_STATED EXERCISE_
Find every line with the word "type" and give their count, nothing else.

+++ DATA

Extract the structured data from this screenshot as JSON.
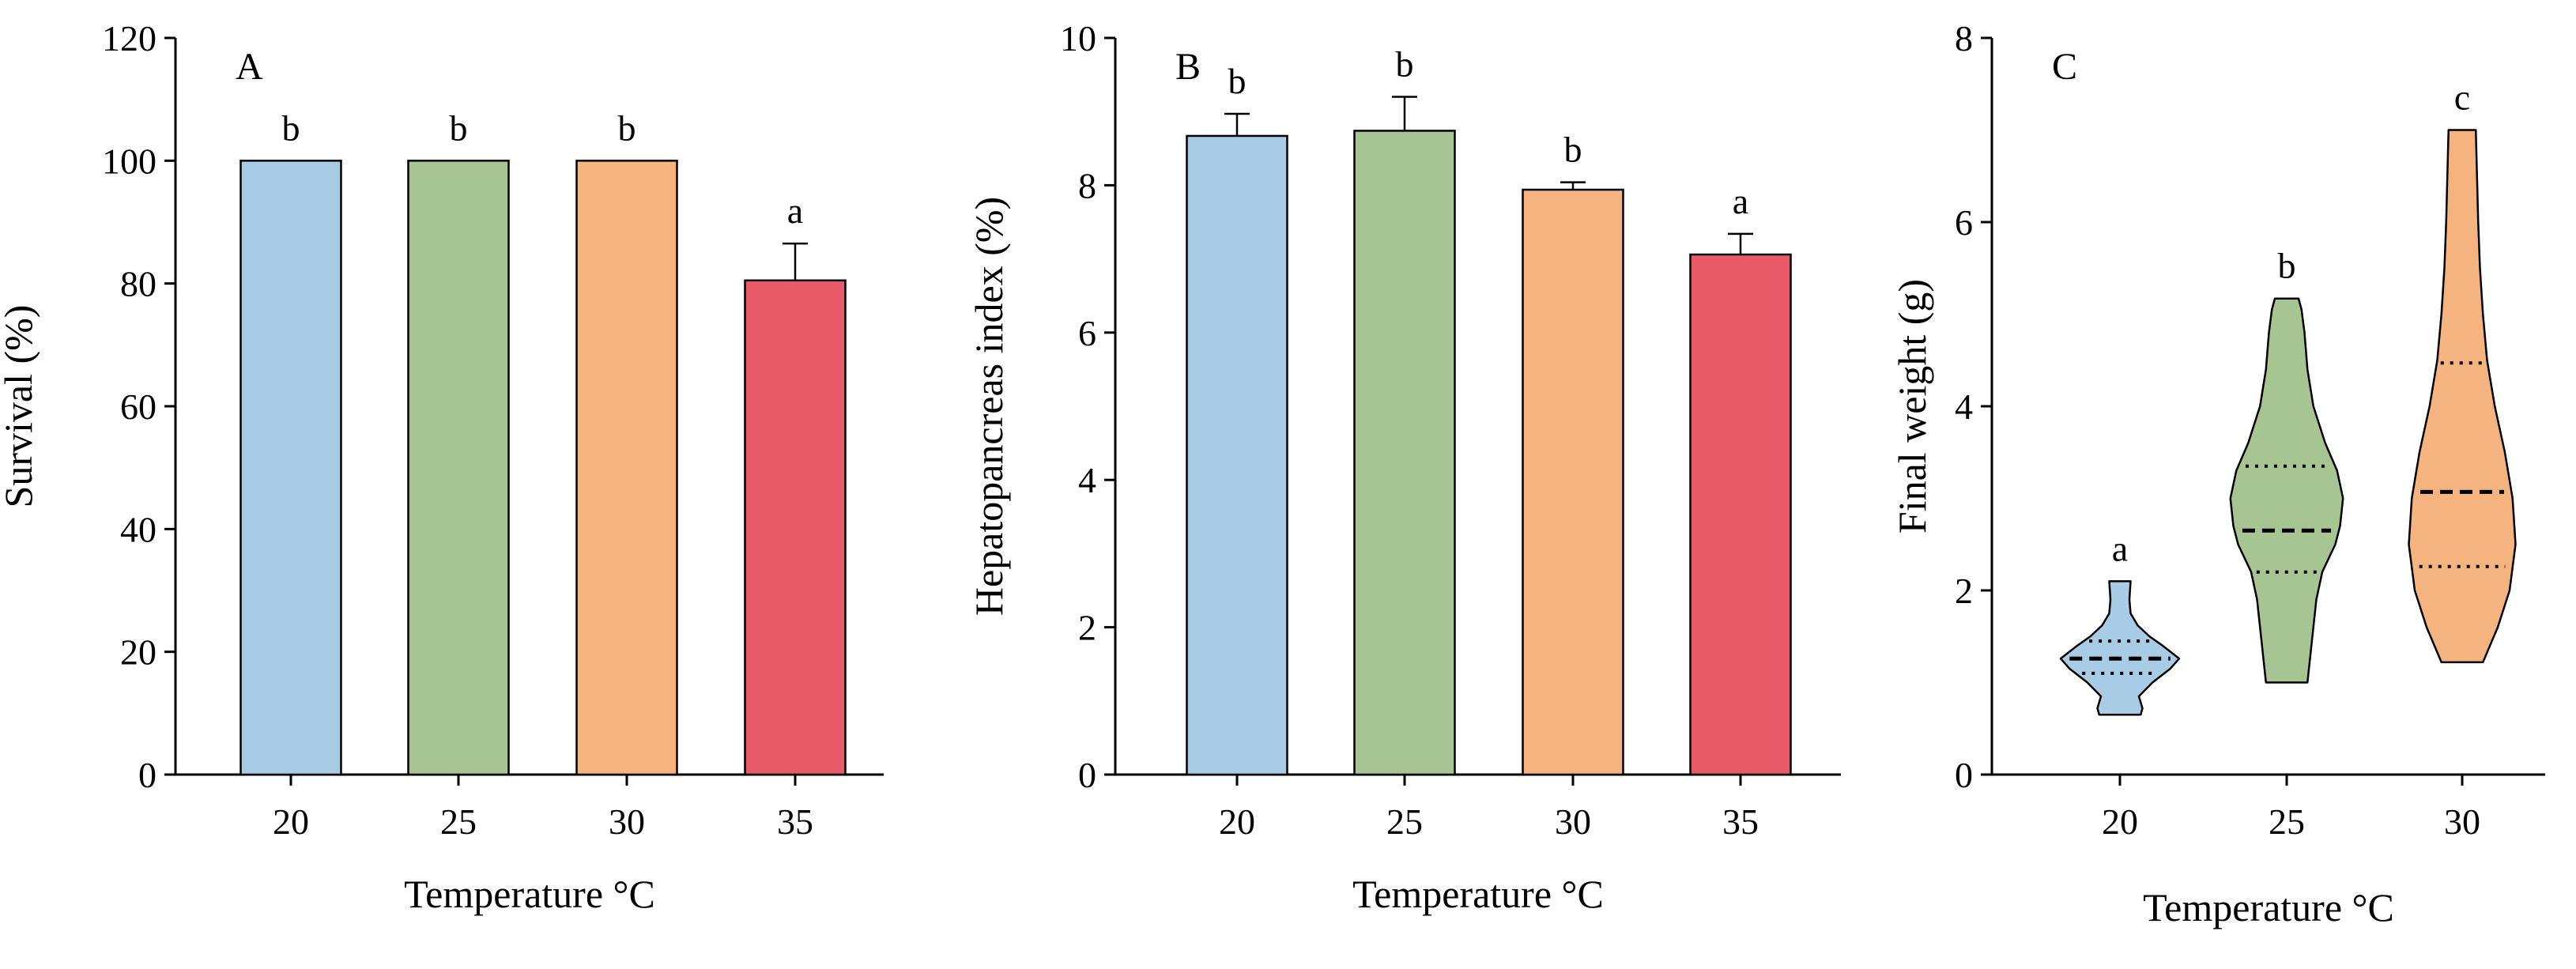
{
  "colors": {
    "t20": "#a8cbe6",
    "t25": "#a7c592",
    "t30": "#f5b47f",
    "t35": "#e85a68",
    "outline": "#000000"
  },
  "chart_data": [
    {
      "panel": "A",
      "type": "bar",
      "xlabel": "Temperature °C",
      "ylabel": "Survival (%)",
      "ylim": [
        0,
        120
      ],
      "yticks": [
        0,
        20,
        40,
        60,
        80,
        100,
        120
      ],
      "categories": [
        "20",
        "25",
        "30",
        "35"
      ],
      "values": [
        100,
        100,
        100,
        80.5
      ],
      "errors": [
        0,
        0,
        0,
        6
      ],
      "letters": [
        "b",
        "b",
        "b",
        "a"
      ],
      "colors": [
        "#a8cbe6",
        "#a7c592",
        "#f5b47f",
        "#e85a68"
      ]
    },
    {
      "panel": "B",
      "type": "bar",
      "xlabel": "Temperature °C",
      "ylabel": "Hepatopancreas index (%)",
      "ylim": [
        0,
        10
      ],
      "yticks": [
        0,
        2,
        4,
        6,
        8,
        10
      ],
      "categories": [
        "20",
        "25",
        "30",
        "35"
      ],
      "values": [
        8.67,
        8.74,
        7.94,
        7.06
      ],
      "errors": [
        0.3,
        0.46,
        0.1,
        0.28
      ],
      "letters": [
        "b",
        "b",
        "b",
        "a"
      ],
      "colors": [
        "#a8cbe6",
        "#a7c592",
        "#f5b47f",
        "#e85a68"
      ]
    },
    {
      "panel": "C",
      "type": "violin",
      "xlabel": "Temperature °C",
      "ylabel": "Final weight (g)",
      "ylim": [
        0,
        8
      ],
      "yticks": [
        0,
        2,
        4,
        6,
        8
      ],
      "categories": [
        "20",
        "25",
        "30"
      ],
      "letters": [
        "a",
        "b",
        "c"
      ],
      "colors": [
        "#a8cbe6",
        "#a7c592",
        "#f5b47f"
      ],
      "median": [
        1.26,
        2.65,
        3.07
      ],
      "q1": [
        1.1,
        2.2,
        2.26
      ],
      "q3": [
        1.45,
        3.35,
        4.47
      ],
      "min": [
        0.65,
        1.0,
        1.22
      ],
      "max": [
        2.1,
        5.17,
        7.0
      ],
      "density": [
        [
          [
            0.65,
            0.35
          ],
          [
            0.72,
            0.38
          ],
          [
            0.85,
            0.32
          ],
          [
            1.0,
            0.55
          ],
          [
            1.15,
            0.85
          ],
          [
            1.26,
            1.0
          ],
          [
            1.4,
            0.72
          ],
          [
            1.5,
            0.5
          ],
          [
            1.62,
            0.3
          ],
          [
            1.75,
            0.18
          ],
          [
            1.9,
            0.16
          ],
          [
            2.1,
            0.18
          ]
        ],
        [
          [
            1.0,
            0.35
          ],
          [
            1.3,
            0.4
          ],
          [
            1.6,
            0.45
          ],
          [
            1.9,
            0.5
          ],
          [
            2.2,
            0.6
          ],
          [
            2.5,
            0.82
          ],
          [
            2.7,
            0.9
          ],
          [
            3.0,
            0.95
          ],
          [
            3.3,
            0.85
          ],
          [
            3.6,
            0.65
          ],
          [
            4.0,
            0.45
          ],
          [
            4.4,
            0.35
          ],
          [
            4.8,
            0.3
          ],
          [
            5.05,
            0.25
          ],
          [
            5.17,
            0.2
          ]
        ],
        [
          [
            1.22,
            0.35
          ],
          [
            1.6,
            0.6
          ],
          [
            2.0,
            0.8
          ],
          [
            2.5,
            0.9
          ],
          [
            3.0,
            0.85
          ],
          [
            3.5,
            0.72
          ],
          [
            4.0,
            0.55
          ],
          [
            4.5,
            0.42
          ],
          [
            5.0,
            0.35
          ],
          [
            5.5,
            0.3
          ],
          [
            6.0,
            0.27
          ],
          [
            6.5,
            0.25
          ],
          [
            7.0,
            0.23
          ]
        ]
      ]
    }
  ]
}
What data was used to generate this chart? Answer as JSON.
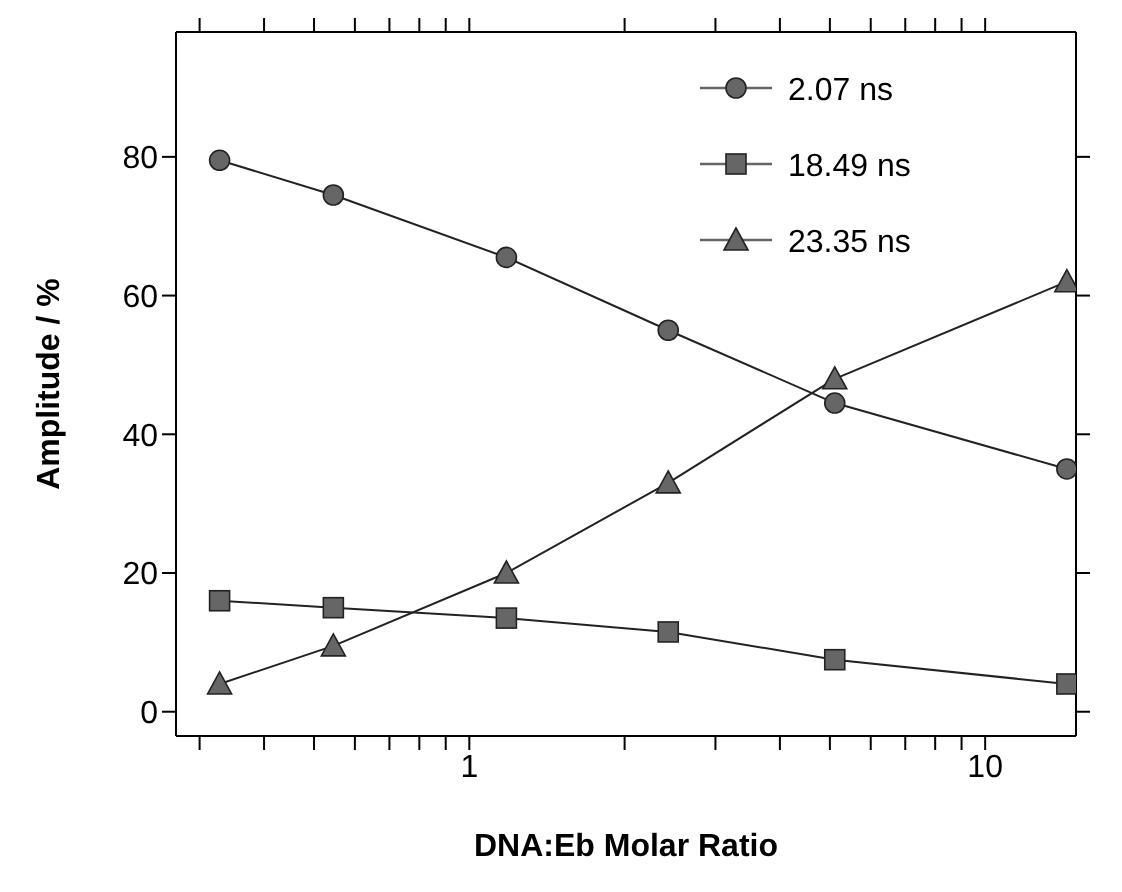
{
  "chart_data": {
    "type": "line",
    "xlabel": "DNA:Eb Molar Ratio",
    "ylabel": "Amplitude / %",
    "x": [
      0.328,
      0.545,
      1.18,
      2.43,
      5.11,
      14.4
    ],
    "series": [
      {
        "name": "2.07 ns",
        "color": "#666666",
        "marker": "circle",
        "values": [
          79.5,
          74.5,
          65.5,
          55,
          44.5,
          35
        ]
      },
      {
        "name": "18.49 ns",
        "color": "#666666",
        "marker": "square",
        "values": [
          16,
          15,
          13.5,
          11.5,
          7.5,
          4
        ]
      },
      {
        "name": "23.35 ns",
        "color": "#666666",
        "marker": "triangle",
        "values": [
          4,
          9.5,
          20,
          33,
          48,
          62
        ]
      }
    ],
    "log": "x",
    "xlim": [
      0.27,
      15
    ],
    "ylim": [
      -3.5,
      98
    ],
    "xticks": [
      {
        "value": 0.3,
        "label": null
      },
      {
        "value": 0.4,
        "label": null
      },
      {
        "value": 0.5,
        "label": null
      },
      {
        "value": 0.6,
        "label": null
      },
      {
        "value": 0.7,
        "label": null
      },
      {
        "value": 0.8,
        "label": null
      },
      {
        "value": 0.9,
        "label": null
      },
      1,
      {
        "value": 2,
        "label": null
      },
      {
        "value": 3,
        "label": null
      },
      {
        "value": 4,
        "label": null
      },
      {
        "value": 5,
        "label": null
      },
      {
        "value": 6,
        "label": null
      },
      {
        "value": 7,
        "label": null
      },
      {
        "value": 8,
        "label": null
      },
      {
        "value": 9,
        "label": null
      },
      10
    ],
    "yticks": [
      0,
      20,
      40,
      60,
      80
    ],
    "grid": false,
    "legend": "top right",
    "line_style": "solid"
  }
}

++++++

_WRITTEN RESPONSE_
4